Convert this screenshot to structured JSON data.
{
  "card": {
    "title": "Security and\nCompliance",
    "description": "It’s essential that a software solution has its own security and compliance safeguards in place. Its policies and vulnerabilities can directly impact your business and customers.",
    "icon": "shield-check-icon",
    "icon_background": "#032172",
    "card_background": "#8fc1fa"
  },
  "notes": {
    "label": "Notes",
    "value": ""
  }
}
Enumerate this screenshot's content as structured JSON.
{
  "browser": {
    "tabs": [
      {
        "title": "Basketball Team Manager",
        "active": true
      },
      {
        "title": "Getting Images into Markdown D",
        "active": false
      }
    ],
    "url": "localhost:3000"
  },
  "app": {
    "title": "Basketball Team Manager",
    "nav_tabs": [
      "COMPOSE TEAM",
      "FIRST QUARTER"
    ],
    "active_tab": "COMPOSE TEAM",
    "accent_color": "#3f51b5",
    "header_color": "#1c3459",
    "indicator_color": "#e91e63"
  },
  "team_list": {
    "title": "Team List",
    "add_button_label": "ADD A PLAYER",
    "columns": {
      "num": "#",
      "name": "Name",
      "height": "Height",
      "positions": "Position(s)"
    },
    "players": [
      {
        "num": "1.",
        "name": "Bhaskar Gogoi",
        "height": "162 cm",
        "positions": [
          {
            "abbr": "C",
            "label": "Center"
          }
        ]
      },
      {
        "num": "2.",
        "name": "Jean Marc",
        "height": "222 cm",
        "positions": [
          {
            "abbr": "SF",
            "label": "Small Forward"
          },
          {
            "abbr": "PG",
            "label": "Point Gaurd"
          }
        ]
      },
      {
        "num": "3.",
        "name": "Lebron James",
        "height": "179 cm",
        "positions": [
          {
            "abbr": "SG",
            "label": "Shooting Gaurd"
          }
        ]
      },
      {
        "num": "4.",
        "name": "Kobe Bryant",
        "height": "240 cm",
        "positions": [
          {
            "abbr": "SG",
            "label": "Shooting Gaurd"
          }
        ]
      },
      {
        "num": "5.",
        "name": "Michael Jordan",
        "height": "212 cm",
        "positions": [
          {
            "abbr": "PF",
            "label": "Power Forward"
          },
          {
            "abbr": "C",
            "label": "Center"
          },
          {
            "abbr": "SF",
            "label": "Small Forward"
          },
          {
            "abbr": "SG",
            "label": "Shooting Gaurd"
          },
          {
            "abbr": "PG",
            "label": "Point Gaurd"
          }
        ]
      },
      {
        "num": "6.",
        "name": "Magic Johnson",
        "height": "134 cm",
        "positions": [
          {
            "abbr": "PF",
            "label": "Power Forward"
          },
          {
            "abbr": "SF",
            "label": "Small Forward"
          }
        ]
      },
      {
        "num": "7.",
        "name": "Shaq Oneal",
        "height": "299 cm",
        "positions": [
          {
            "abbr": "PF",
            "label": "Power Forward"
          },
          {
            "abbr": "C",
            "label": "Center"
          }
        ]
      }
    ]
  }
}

-.-.-

→ **Given task**
Each line in the material above must be retyped without alteration.

→ **Complete output**
Convert this screenshot to structured JSON data.
{
  "card": {
    "title": "Security and\nCompliance",
    "description": "It’s essential that a software solution has its own security and compliance safeguards in place. Its policies and vulnerabilities can directly impact your business and customers.",
    "icon": "shield-check-icon",
    "icon_background": "#032172",
    "card_background": "#8fc1fa"
  },
  "notes": {
    "label": "Notes",
    "value": ""
  }
}
Enumerate this screenshot's content as structured JSON.
{
  "browser": {
    "tabs": [
      {
        "title": "Basketball Team Manager",
        "active": true
      },
      {
        "title": "Getting Images into Markdown D",
        "active": false
      }
    ],
    "url": "localhost:3000"
  },
  "app": {
    "title": "Basketball Team Manager",
    "nav_tabs": [
      "COMPOSE TEAM",
      "FIRST QUARTER"
    ],
    "active_tab": "COMPOSE TEAM",
    "accent_color": "#3f51b5",
    "header_color": "#1c3459",
    "indicator_color": "#e91e63"
  },
  "team_list": {
    "title": "Team List",
    "add_button_label": "ADD A PLAYER",
    "columns": {
      "num": "#",
      "name": "Name",
      "height": "Height",
      "positions": "Position(s)"
    },
    "players": [
      {
        "num": "1.",
        "name": "Bhaskar Gogoi",
        "height": "162 cm",
        "positions": [
          {
            "abbr": "C",
            "label": "Center"
          }
        ]
      },
      {
        "num": "2.",
        "name": "Jean Marc",
        "height": "222 cm",
        "positions": [
          {
            "abbr": "SF",
            "label": "Small Forward"
          },
          {
            "abbr": "PG",
            "label": "Point Gaurd"
          }
        ]
      },
      {
        "num": "3.",
        "name": "Lebron James",
        "height": "179 cm",
        "positions": [
          {
            "abbr": "SG",
            "label": "Shooting Gaurd"
          }
        ]
      },
      {
        "num": "4.",
        "name": "Kobe Bryant",
        "height": "240 cm",
        "positions": [
          {
            "abbr": "SG",
            "label": "Shooting Gaurd"
          }
        ]
      },
      {
        "num": "5.",
        "name": "Michael Jordan",
        "height": "212 cm",
        "positions": [
          {
            "abbr": "PF",
            "label": "Power Forward"
          },
          {
            "abbr": "C",
            "label": "Center"
          },
          {
            "abbr": "SF",
            "label": "Small Forward"
          },
          {
            "abbr": "SG",
            "label": "Shooting Gaurd"
          },
          {
            "abbr": "PG",
            "label": "Point Gaurd"
          }
        ]
      },
      {
        "num": "6.",
        "name": "Magic Johnson",
        "height": "134 cm",
        "positions": [
          {
            "abbr": "PF",
            "label": "Power Forward"
          },
          {
            "abbr": "SF",
            "label": "Small Forward"
          }
        ]
      },
      {
        "num": "7.",
        "name": "Shaq Oneal",
        "height": "299 cm",
        "positions": [
          {
            "abbr": "PF",
            "label": "Power Forward"
          },
          {
            "abbr": "C",
            "label": "Center"
          }
        ]
      }
    ]
  }
}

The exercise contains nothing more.